■ Aim of the task:
Look through the listing below and report how many lines contain "gravities", as a bare number.
*** Material for this task ***
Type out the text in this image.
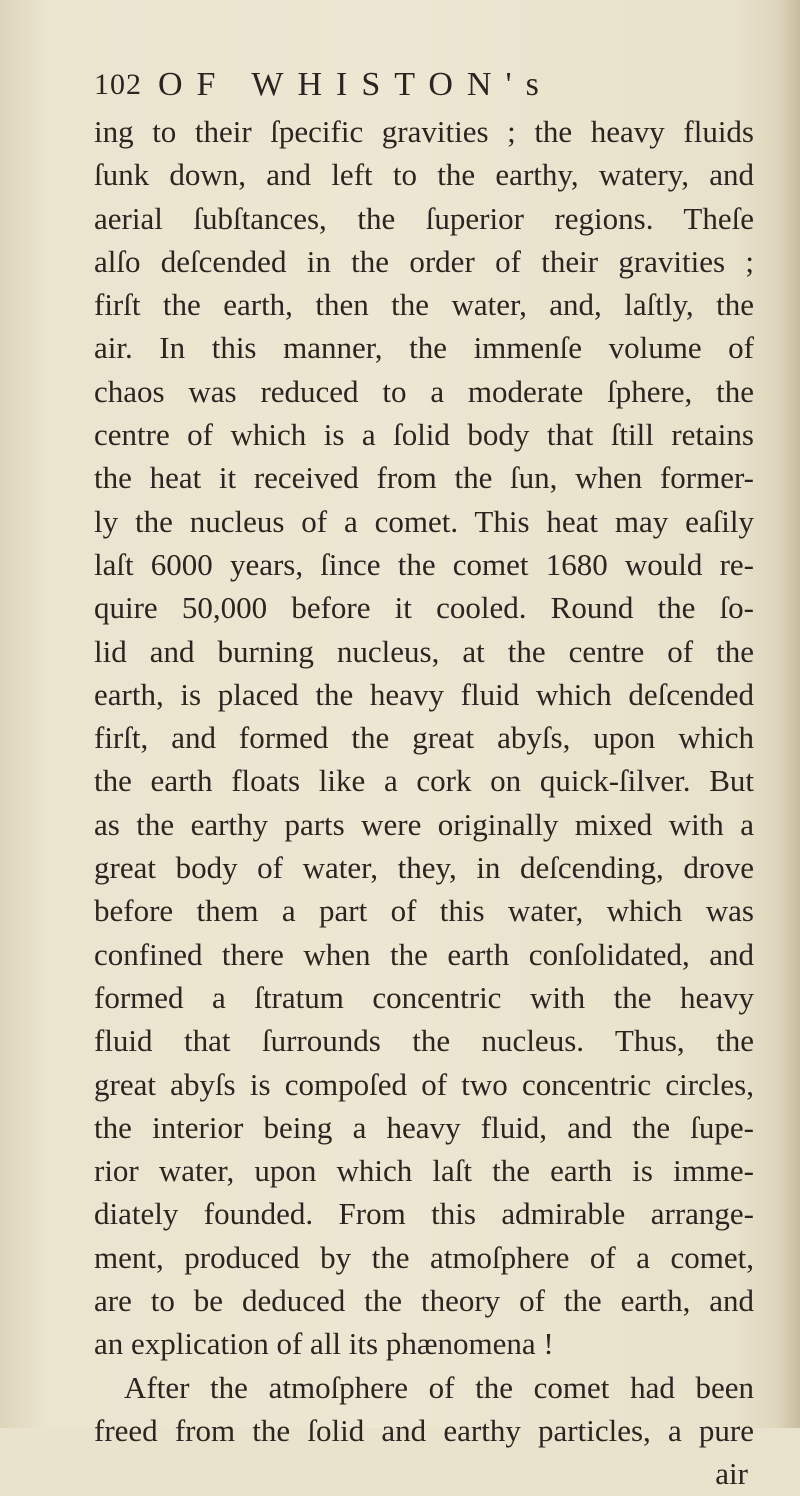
102 OF WHISTON's
ing to their ſpecific gravities ; the heavy fluids
ſunk down, and left to the earthy, watery, and
aerial ſubſtances, the ſuperior regions. Theſe
alſo deſcended in the order of their gravities ;
firſt the earth, then the water, and, laſtly, the
air. In this manner, the immenſe volume of
chaos was reduced to a moderate ſphere, the
centre of which is a ſolid body that ſtill retains
the heat it received from the ſun, when former-
ly the nucleus of a comet. This heat may eaſily
laſt 6000 years, ſince the comet 1680 would re-
quire 50,000 before it cooled. Round the ſo-
lid and burning nucleus, at the centre of the
earth, is placed the heavy fluid which deſcended
firſt, and formed the great abyſs, upon which
the earth floats like a cork on quick-ſilver. But
as the earthy parts were originally mixed with a
great body of water, they, in deſcending, drove
before them a part of this water, which was
confined there when the earth conſolidated, and
formed a ſtratum concentric with the heavy
fluid that ſurrounds the nucleus. Thus, the
great abyſs is compoſed of two concentric circles,
the interior being a heavy fluid, and the ſupe-
rior water, upon which laſt the earth is imme-
diately founded. From this admirable arrange-
ment, produced by the atmoſphere of a comet,
are to be deduced the theory of the earth, and
an explication of all its phænomena !
After the atmoſphere of the comet had been
freed from the ſolid and earthy particles, a pure
air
***
■ Reply to the task:
2